** start **

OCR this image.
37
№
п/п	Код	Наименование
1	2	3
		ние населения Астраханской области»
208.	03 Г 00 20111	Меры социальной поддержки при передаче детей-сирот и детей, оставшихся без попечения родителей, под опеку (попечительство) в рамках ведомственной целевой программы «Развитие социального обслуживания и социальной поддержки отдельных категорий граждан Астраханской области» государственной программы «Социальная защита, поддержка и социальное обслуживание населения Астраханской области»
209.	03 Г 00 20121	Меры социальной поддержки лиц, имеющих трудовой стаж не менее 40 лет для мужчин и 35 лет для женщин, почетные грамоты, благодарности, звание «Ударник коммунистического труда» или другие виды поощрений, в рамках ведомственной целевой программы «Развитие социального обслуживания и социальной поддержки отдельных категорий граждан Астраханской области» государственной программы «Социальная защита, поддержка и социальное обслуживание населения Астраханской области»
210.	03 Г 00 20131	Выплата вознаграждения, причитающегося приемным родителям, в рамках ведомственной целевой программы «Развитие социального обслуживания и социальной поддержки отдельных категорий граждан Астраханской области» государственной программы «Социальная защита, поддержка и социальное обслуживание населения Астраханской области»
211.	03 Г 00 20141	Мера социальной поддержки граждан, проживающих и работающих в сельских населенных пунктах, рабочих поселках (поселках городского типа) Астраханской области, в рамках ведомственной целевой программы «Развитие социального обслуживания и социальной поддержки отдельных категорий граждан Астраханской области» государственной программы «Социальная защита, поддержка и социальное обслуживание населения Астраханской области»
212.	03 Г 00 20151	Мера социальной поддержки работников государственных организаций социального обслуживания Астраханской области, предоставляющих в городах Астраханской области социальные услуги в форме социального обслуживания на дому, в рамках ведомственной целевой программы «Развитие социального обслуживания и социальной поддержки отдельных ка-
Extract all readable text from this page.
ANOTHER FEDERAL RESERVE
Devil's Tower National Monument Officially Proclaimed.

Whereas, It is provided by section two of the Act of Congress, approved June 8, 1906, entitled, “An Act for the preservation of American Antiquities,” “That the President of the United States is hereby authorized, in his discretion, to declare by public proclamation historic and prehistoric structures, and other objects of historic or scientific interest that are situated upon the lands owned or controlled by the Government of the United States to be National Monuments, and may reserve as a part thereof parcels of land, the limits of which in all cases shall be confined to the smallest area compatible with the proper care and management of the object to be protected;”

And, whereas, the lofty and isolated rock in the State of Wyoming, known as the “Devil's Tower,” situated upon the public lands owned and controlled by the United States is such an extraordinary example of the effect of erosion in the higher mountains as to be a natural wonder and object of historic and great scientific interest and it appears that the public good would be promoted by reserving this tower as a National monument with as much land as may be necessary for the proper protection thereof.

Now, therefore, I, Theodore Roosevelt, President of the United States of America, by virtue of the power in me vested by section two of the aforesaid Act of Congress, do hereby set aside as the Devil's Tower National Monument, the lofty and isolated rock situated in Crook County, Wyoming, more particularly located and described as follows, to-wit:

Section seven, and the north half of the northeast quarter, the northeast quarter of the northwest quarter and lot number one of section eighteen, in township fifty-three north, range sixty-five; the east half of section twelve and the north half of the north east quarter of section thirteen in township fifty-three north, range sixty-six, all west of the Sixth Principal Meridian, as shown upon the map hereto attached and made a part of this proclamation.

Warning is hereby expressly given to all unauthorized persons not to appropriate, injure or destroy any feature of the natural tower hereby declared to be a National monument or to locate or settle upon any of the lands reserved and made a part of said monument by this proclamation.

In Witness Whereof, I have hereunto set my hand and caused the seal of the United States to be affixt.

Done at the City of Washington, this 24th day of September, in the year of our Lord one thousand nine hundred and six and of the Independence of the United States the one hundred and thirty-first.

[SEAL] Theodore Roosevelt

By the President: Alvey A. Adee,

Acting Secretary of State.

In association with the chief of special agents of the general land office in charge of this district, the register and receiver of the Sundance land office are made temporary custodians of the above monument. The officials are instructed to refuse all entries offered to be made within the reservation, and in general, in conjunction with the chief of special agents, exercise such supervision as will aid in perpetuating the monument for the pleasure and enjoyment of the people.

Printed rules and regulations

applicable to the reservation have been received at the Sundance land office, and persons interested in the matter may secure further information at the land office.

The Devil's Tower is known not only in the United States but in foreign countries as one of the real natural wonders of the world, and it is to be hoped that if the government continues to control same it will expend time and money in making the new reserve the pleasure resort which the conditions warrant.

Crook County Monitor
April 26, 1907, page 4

** end **

--- What you should do ---
Write out the records shown above, exactly as they appear.

--- Answer in full ---
OCR this image.
37
№
п/п	Код	Наименование
1	2	3
		ние населения Астраханской области»
208.	03 Г 00 20111	Меры социальной поддержки при передаче детей-сирот и детей, оставшихся без попечения родителей, под опеку (попечительство) в рамках ведомственной целевой программы «Развитие социального обслуживания и социальной поддержки отдельных категорий граждан Астраханской области» государственной программы «Социальная защита, поддержка и социальное обслуживание населения Астраханской области»
209.	03 Г 00 20121	Меры социальной поддержки лиц, имеющих трудовой стаж не менее 40 лет для мужчин и 35 лет для женщин, почетные грамоты, благодарности, звание «Ударник коммунистического труда» или другие виды поощрений, в рамках ведомственной целевой программы «Развитие социального обслуживания и социальной поддержки отдельных категорий граждан Астраханской области» государственной программы «Социальная защита, поддержка и социальное обслуживание населения Астраханской области»
210.	03 Г 00 20131	Выплата вознаграждения, причитающегося приемным родителям, в рамках ведомственной целевой программы «Развитие социального обслуживания и социальной поддержки отдельных категорий граждан Астраханской области» государственной программы «Социальная защита, поддержка и социальное обслуживание населения Астраханской области»
211.	03 Г 00 20141	Мера социальной поддержки граждан, проживающих и работающих в сельских населенных пунктах, рабочих поселках (поселках городского типа) Астраханской области, в рамках ведомственной целевой программы «Развитие социального обслуживания и социальной поддержки отдельных категорий граждан Астраханской области» государственной программы «Социальная защита, поддержка и социальное обслуживание населения Астраханской области»
212.	03 Г 00 20151	Мера социальной поддержки работников государственных организаций социального обслуживания Астраханской области, предоставляющих в городах Астраханской области социальные услуги в форме социального обслуживания на дому, в рамках ведомственной целевой программы «Развитие социального обслуживания и социальной поддержки отдельных ка-
Extract all readable text from this page.
ANOTHER FEDERAL RESERVE
Devil's Tower National Monument Officially Proclaimed.

Whereas, It is provided by section two of the Act of Congress, approved June 8, 1906, entitled, “An Act for the preservation of American Antiquities,” “That the President of the United States is hereby authorized, in his discretion, to declare by public proclamation historic and prehistoric structures, and other objects of historic or scientific interest that are situated upon the lands owned or controlled by the Government of the United States to be National Monuments, and may reserve as a part thereof parcels of land, the limits of which in all cases shall be confined to the smallest area compatible with the proper care and management of the object to be protected;”

And, whereas, the lofty and isolated rock in the State of Wyoming, known as the “Devil's Tower,” situated upon the public lands owned and controlled by the United States is such an extraordinary example of the effect of erosion in the higher mountains as to be a natural wonder and object of historic and great scientific interest and it appears that the public good would be promoted by reserving this tower as a National monument with as much land as may be necessary for the proper protection thereof.

Now, therefore, I, Theodore Roosevelt, President of the United States of America, by virtue of the power in me vested by section two of the aforesaid Act of Congress, do hereby set aside as the Devil's Tower National Monument, the lofty and isolated rock situated in Crook County, Wyoming, more particularly located and described as follows, to-wit:

Section seven, and the north half of the northeast quarter, the northeast quarter of the northwest quarter and lot number one of section eighteen, in township fifty-three north, range sixty-five; the east half of section twelve and the north half of the north east quarter of section thirteen in township fifty-three north, range sixty-six, all west of the Sixth Principal Meridian, as shown upon the map hereto attached and made a part of this proclamation.

Warning is hereby expressly given to all unauthorized persons not to appropriate, injure or destroy any feature of the natural tower hereby declared to be a National monument or to locate or settle upon any of the lands reserved and made a part of said monument by this proclamation.

In Witness Whereof, I have hereunto set my hand and caused the seal of the United States to be affixt.

Done at the City of Washington, this 24th day of September, in the year of our Lord one thousand nine hundred and six and of the Independence of the United States the one hundred and thirty-first.

[SEAL] Theodore Roosevelt

By the President: Alvey A. Adee,

Acting Secretary of State.

In association with the chief of special agents of the general land office in charge of this district, the register and receiver of the Sundance land office are made temporary custodians of the above monument. The officials are instructed to refuse all entries offered to be made within the reservation, and in general, in conjunction with the chief of special agents, exercise such supervision as will aid in perpetuating the monument for the pleasure and enjoyment of the people.

Printed rules and regulations

applicable to the reservation have been received at the Sundance land office, and persons interested in the matter may secure further information at the land office.

The Devil's Tower is known not only in the United States but in foreign countries as one of the real natural wonders of the world, and it is to be hoped that if the government continues to control same it will expend time and money in making the new reserve the pleasure resort which the conditions warrant.

Crook County Monitor
April 26, 1907, page 4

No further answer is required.